[WHAT IS NEEDED]
Copy out the rows below, starting with the line that contains "Give me the" and ending with the line that contains "save-button[interactable]: 存储(S)...: [523, 224, 599, 242]", both included.
* BEGIN GIVEN RECORDS *
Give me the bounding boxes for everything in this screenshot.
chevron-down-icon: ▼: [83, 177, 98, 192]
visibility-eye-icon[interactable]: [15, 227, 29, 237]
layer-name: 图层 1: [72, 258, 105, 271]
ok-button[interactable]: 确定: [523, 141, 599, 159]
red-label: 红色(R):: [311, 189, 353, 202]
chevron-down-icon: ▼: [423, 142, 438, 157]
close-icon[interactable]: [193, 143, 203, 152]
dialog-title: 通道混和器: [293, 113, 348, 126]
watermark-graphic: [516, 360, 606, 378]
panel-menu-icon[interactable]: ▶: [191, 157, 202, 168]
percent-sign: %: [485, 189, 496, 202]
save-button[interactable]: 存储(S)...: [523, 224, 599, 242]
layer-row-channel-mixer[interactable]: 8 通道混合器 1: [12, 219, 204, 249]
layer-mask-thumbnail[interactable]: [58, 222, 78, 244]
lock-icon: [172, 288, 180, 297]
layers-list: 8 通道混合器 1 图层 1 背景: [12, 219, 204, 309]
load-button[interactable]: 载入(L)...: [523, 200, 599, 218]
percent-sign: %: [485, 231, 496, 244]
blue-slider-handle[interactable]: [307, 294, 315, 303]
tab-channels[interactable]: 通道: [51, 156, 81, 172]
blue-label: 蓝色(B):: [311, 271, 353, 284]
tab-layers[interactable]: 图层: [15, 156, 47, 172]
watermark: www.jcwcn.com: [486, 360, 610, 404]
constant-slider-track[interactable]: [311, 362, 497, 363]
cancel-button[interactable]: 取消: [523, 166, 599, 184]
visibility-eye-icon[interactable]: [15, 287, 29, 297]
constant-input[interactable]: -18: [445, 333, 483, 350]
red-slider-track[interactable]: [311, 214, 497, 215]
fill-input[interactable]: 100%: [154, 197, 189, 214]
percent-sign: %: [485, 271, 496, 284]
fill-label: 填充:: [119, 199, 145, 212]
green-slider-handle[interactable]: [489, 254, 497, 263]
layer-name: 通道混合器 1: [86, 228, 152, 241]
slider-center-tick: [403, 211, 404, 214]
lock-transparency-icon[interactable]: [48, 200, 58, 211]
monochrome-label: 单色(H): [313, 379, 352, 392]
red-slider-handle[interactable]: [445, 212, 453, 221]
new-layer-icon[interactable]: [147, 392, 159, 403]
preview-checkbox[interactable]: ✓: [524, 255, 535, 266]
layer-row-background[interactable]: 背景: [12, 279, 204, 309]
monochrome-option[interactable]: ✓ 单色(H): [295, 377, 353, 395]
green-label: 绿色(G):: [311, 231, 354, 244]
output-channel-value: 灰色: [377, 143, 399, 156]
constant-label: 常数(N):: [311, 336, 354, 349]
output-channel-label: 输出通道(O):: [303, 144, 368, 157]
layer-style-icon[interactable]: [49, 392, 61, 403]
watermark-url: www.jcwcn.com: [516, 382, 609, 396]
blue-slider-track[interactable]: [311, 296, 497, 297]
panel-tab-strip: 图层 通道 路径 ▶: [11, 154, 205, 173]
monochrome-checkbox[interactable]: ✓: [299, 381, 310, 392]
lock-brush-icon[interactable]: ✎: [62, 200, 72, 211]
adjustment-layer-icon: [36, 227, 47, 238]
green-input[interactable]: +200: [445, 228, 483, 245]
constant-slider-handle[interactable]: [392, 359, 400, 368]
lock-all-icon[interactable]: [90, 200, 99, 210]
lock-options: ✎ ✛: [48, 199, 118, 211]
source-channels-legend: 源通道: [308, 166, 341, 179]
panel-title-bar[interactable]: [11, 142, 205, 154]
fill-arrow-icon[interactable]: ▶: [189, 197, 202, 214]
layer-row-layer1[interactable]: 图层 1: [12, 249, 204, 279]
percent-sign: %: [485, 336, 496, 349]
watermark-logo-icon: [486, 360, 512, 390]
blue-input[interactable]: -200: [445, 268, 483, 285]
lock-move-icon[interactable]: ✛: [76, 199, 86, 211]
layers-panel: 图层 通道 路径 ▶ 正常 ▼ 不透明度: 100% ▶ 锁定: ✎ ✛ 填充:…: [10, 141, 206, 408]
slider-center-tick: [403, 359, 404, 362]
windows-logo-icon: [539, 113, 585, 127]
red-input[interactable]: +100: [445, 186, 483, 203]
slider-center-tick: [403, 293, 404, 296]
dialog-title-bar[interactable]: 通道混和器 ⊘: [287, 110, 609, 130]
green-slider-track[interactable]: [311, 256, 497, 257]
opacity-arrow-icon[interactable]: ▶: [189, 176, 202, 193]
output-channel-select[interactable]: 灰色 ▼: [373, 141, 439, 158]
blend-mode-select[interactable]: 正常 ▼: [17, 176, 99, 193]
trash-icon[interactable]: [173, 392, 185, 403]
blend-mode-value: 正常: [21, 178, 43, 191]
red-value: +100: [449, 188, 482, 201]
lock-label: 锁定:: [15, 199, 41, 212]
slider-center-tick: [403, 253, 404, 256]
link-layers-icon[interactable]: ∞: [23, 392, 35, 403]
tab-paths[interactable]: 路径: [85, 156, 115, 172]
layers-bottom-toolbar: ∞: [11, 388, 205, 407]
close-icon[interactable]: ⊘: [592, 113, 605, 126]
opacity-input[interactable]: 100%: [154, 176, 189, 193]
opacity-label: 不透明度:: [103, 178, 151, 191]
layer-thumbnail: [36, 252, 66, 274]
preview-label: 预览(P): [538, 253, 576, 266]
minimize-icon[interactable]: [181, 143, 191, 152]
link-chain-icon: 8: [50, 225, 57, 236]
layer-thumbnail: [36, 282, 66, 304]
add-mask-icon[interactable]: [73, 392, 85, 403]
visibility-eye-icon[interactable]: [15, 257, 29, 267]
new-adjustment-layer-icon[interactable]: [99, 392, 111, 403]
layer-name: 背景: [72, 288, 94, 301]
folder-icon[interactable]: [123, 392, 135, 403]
* END GIVEN RECORDS *
* BEGIN GIVEN RECORDS *
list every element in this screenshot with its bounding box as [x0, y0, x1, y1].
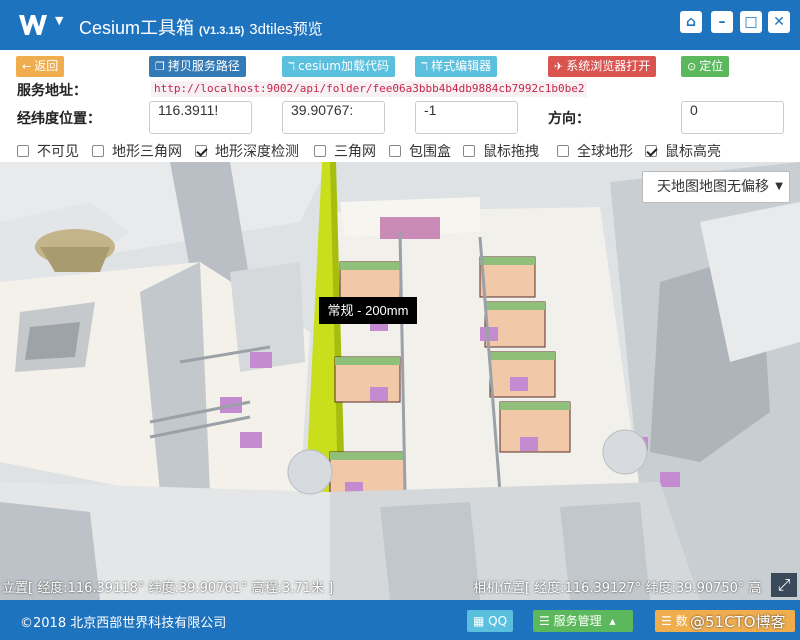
* END GIVEN RECORDS *
[EXERCISE SOLUTION]
Give me the bounding boxes for everything in this screenshot.
chevron-down-icon: ▼: [83, 177, 98, 192]
visibility-eye-icon[interactable]: [15, 227, 29, 237]
layer-name: 图层 1: [72, 258, 105, 271]
ok-button[interactable]: 确定: [523, 141, 599, 159]
red-label: 红色(R):: [311, 189, 353, 202]
chevron-down-icon: ▼: [423, 142, 438, 157]
close-icon[interactable]: [193, 143, 203, 152]
dialog-title: 通道混和器: [293, 113, 348, 126]
watermark-graphic: [516, 360, 606, 378]
panel-menu-icon[interactable]: ▶: [191, 157, 202, 168]
percent-sign: %: [485, 189, 496, 202]
save-button[interactable]: 存储(S)...: [523, 224, 599, 242]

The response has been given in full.